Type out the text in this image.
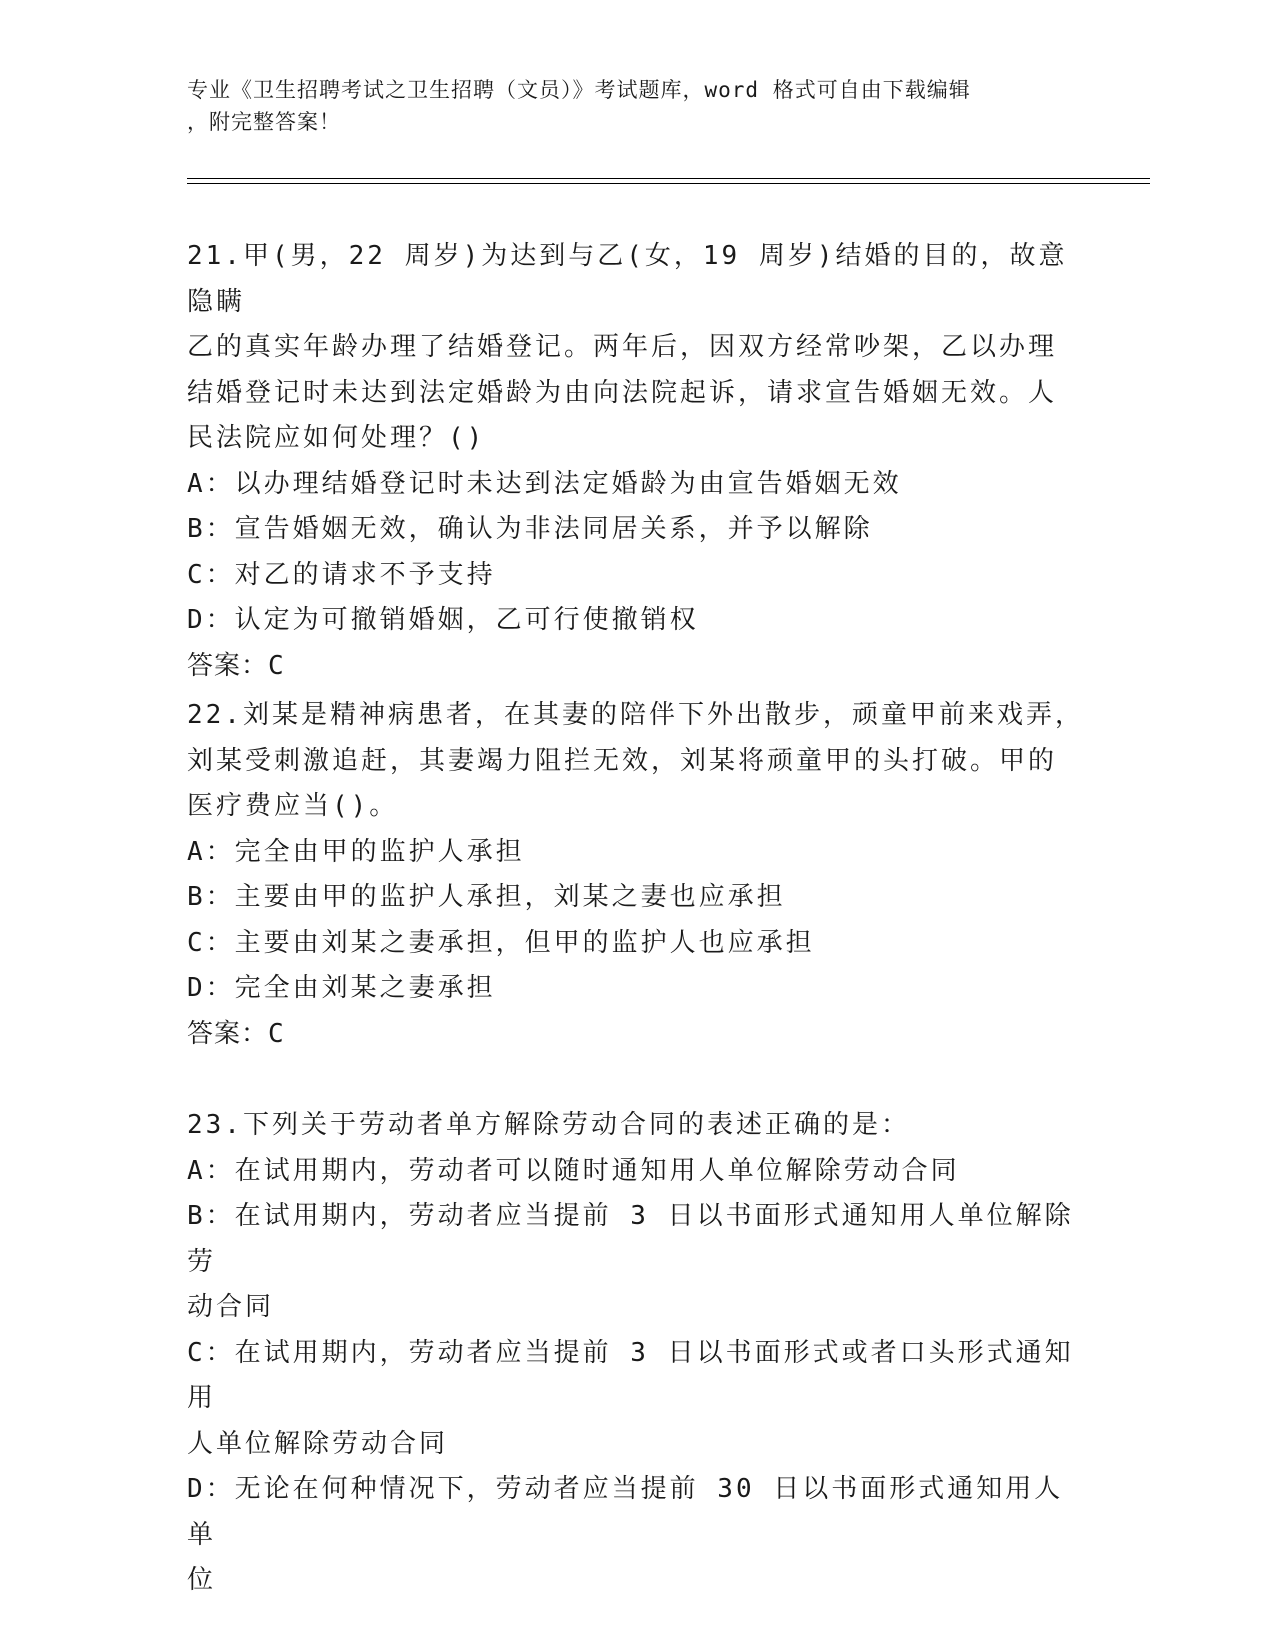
专业《卫生招聘考试之卫生招聘（文员）》考试题库，word 格式可自由下载编辑
，附完整答案！

21.甲(男，22 周岁)为达到与乙(女，19 周岁)结婚的目的，故意隐瞒

乙的真实年龄办理了结婚登记。两年后，因双方经常吵架，乙以办理

结婚登记时未达到法定婚龄为由向法院起诉，请求宣告婚姻无效。人

民法院应如何处理？()

A：以办理结婚登记时未达到法定婚龄为由宣告婚姻无效

B：宣告婚姻无效，确认为非法同居关系，并予以解除

C：对乙的请求不予支持

D：认定为可撤销婚姻，乙可行使撤销权

答案：C

22.刘某是精神病患者，在其妻的陪伴下外出散步，顽童甲前来戏弄，

刘某受刺激追赶，其妻竭力阻拦无效，刘某将顽童甲的头打破。甲的

医疗费应当()。

A：完全由甲的监护人承担

B：主要由甲的监护人承担，刘某之妻也应承担

C：主要由刘某之妻承担，但甲的监护人也应承担

D：完全由刘某之妻承担

答案：C

23.下列关于劳动者单方解除劳动合同的表述正确的是：

A：在试用期内，劳动者可以随时通知用人单位解除劳动合同

B：在试用期内，劳动者应当提前 3 日以书面形式通知用人单位解除劳

动合同

C：在试用期内，劳动者应当提前 3 日以书面形式或者口头形式通知用

人单位解除劳动合同

D：无论在何种情况下，劳动者应当提前 30 日以书面形式通知用人单

位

::::::

Instructions to follow — Reproduce each line of the entries in which the word "劳动者应当提前" is found.

Written response —
B：在试用期内，劳动者应当提前 3 日以书面形式通知用人单位解除劳
C：在试用期内，劳动者应当提前 3 日以书面形式或者口头形式通知用
D：无论在何种情况下，劳动者应当提前 30 日以书面形式通知用人单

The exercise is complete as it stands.